▶ Stated exercise
Identify each line containing the word "Residuals" and copy it.

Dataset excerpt
+ + + + + + +

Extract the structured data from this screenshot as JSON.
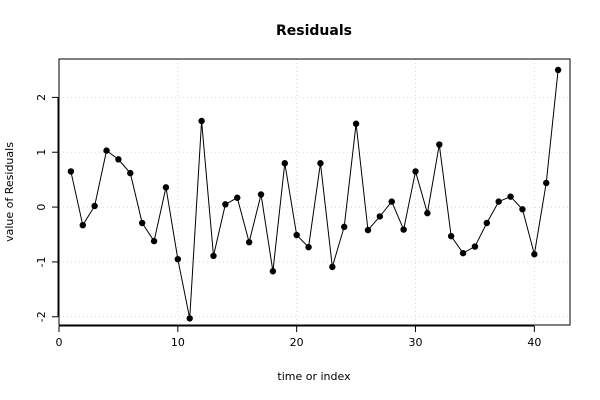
{
  "chart_data": {
    "type": "line",
    "title": "Residuals",
    "xlabel": "time or index",
    "ylabel": "value of Residuals",
    "xlim": [
      0,
      43
    ],
    "ylim": [
      -2.15,
      2.7
    ],
    "grid": true,
    "x_ticks": [
      0,
      10,
      20,
      30,
      40
    ],
    "y_ticks": [
      -2,
      -1,
      0,
      1,
      2
    ],
    "series": [
      {
        "x": [
          1,
          2,
          3,
          4,
          5,
          6,
          7,
          8,
          9,
          10,
          11,
          12,
          13,
          14,
          15,
          16,
          17,
          18,
          19,
          20,
          21,
          22,
          23,
          24,
          25,
          26,
          27,
          28,
          29,
          30,
          31,
          32,
          33,
          34,
          35,
          36,
          37,
          38,
          39,
          40,
          41,
          42
        ],
        "values": [
          0.65,
          -0.33,
          0.02,
          1.03,
          0.87,
          0.62,
          -0.29,
          -0.62,
          0.36,
          -0.95,
          -2.03,
          1.57,
          -0.89,
          0.05,
          0.17,
          -0.64,
          0.23,
          -1.17,
          0.8,
          -0.51,
          -0.73,
          0.8,
          -1.09,
          -0.36,
          1.52,
          -0.42,
          -0.17,
          0.1,
          -0.41,
          0.65,
          -0.11,
          1.14,
          -0.53,
          -0.84,
          -0.72,
          -0.29,
          0.1,
          0.19,
          -0.04,
          -0.86,
          0.44,
          2.5
        ]
      }
    ]
  }
}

+ + + + + + +

▶ Complete response
    "title": "Residuals",
    "ylabel": "value of Residuals",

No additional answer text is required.